++++ Input data ++++

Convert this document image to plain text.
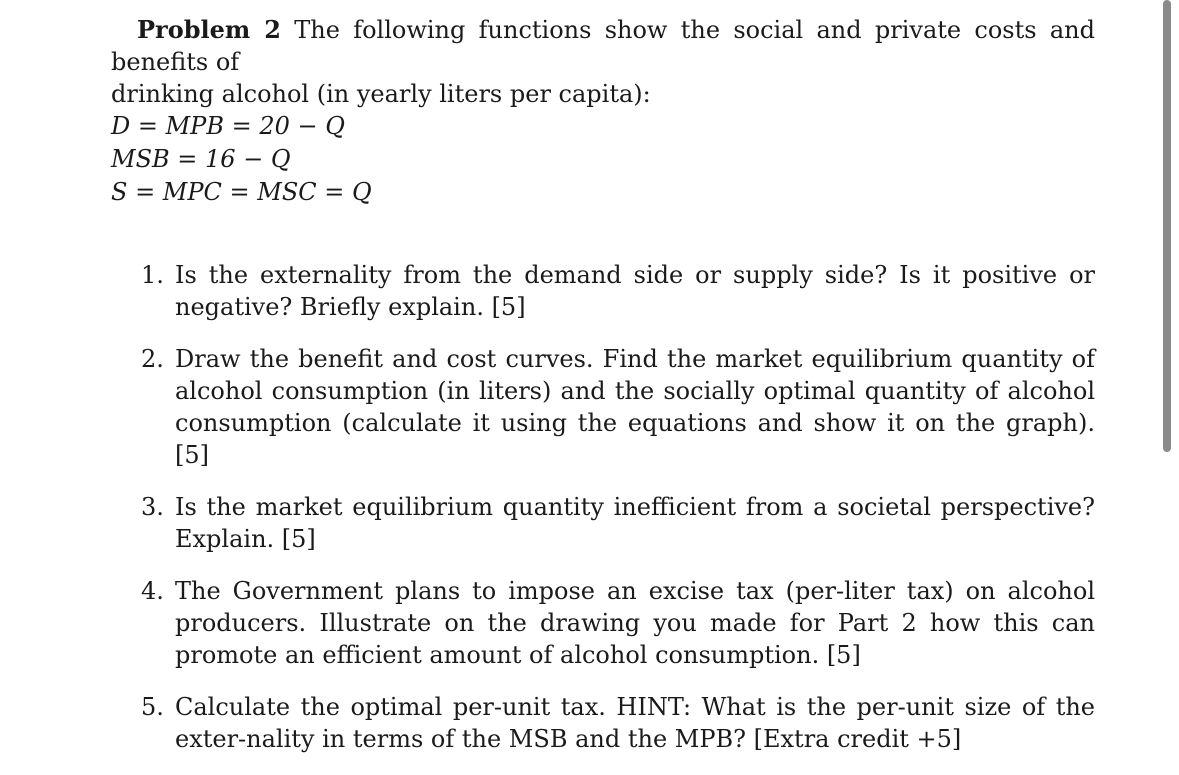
Problem 2 The following functions show the social and private costs and benefits of
drinking alcohol (in yearly liters per capita):

D = MPB = 20 − Q
MSB = 16 − Q
S = MPC = MSC = Q
1. Is the externality from the demand side or supply side? Is it positive or negative? Briefly explain. [5]
2. Draw the benefit and cost curves. Find the market equilibrium quantity of alcohol consumption (in liters) and the socially optimal quantity of alcohol consumption (calculate it using the equations and show it on the graph). [5]
3. Is the market equilibrium quantity inefficient from a societal perspective? Explain. [5]
4. The Government plans to impose an excise tax (per-liter tax) on alcohol producers. Illustrate on the drawing you made for Part 2 how this can promote an efficient amount of alcohol consumption. [5]
5. Calculate the optimal per-unit tax. HINT: What is the per-unit size of the exter-nality in terms of the MSB and the MPB? [Extra credit +5]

++++

#### [The problem]
Copy each line above precisely, dropping the pictures.

#### [Reply to the exercise]
Convert this document image to plain text.
Problem 2 The following functions show the social and private costs and benefits of
drinking alcohol (in yearly liters per capita):

D = MPB = 20 − Q
MSB = 16 − Q
S = MPC = MSC = Q
1. Is the externality from the demand side or supply side? Is it positive or negative? Briefly explain. [5]
2. Draw the benefit and cost curves. Find the market equilibrium quantity of alcohol consumption (in liters) and the socially optimal quantity of alcohol consumption (calculate it using the equations and show it on the graph). [5]
3. Is the market equilibrium quantity inefficient from a societal perspective? Explain. [5]
4. The Government plans to impose an excise tax (per-liter tax) on alcohol producers. Illustrate on the drawing you made for Part 2 how this can promote an efficient amount of alcohol consumption. [5]
5. Calculate the optimal per-unit tax. HINT: What is the per-unit size of the exter-nality in terms of the MSB and the MPB? [Extra credit +5]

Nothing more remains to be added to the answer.